→ DATA TO PROCESS:
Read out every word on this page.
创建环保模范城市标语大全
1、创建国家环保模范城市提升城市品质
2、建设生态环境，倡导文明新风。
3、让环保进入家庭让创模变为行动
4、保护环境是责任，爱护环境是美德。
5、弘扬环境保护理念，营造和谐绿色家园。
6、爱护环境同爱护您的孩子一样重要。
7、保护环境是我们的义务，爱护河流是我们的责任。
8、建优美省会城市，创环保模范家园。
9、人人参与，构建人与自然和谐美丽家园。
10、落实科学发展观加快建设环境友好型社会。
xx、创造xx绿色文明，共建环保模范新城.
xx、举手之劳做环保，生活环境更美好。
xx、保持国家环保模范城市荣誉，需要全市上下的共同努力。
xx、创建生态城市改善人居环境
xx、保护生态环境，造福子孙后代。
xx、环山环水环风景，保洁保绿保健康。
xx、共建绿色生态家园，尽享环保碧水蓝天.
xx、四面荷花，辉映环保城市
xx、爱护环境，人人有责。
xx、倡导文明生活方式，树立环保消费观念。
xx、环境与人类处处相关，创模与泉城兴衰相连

→ AIM: Retype every record above exactly as written.

→ THE COMPLETED TASK:
Read out every word on this page.
创建环保模范城市标语大全
1、创建国家环保模范城市提升城市品质
2、建设生态环境，倡导文明新风。
3、让环保进入家庭让创模变为行动
4、保护环境是责任，爱护环境是美德。
5、弘扬环境保护理念，营造和谐绿色家园。
6、爱护环境同爱护您的孩子一样重要。
7、保护环境是我们的义务，爱护河流是我们的责任。
8、建优美省会城市，创环保模范家园。
9、人人参与，构建人与自然和谐美丽家园。
10、落实科学发展观加快建设环境友好型社会。
xx、创造xx绿色文明，共建环保模范新城.
xx、举手之劳做环保，生活环境更美好。
xx、保持国家环保模范城市荣誉，需要全市上下的共同努力。
xx、创建生态城市改善人居环境
xx、保护生态环境，造福子孙后代。
xx、环山环水环风景，保洁保绿保健康。
xx、共建绿色生态家园，尽享环保碧水蓝天.
xx、四面荷花，辉映环保城市
xx、爱护环境，人人有责。
xx、倡导文明生活方式，树立环保消费观念。
xx、环境与人类处处相关，创模与泉城兴衰相连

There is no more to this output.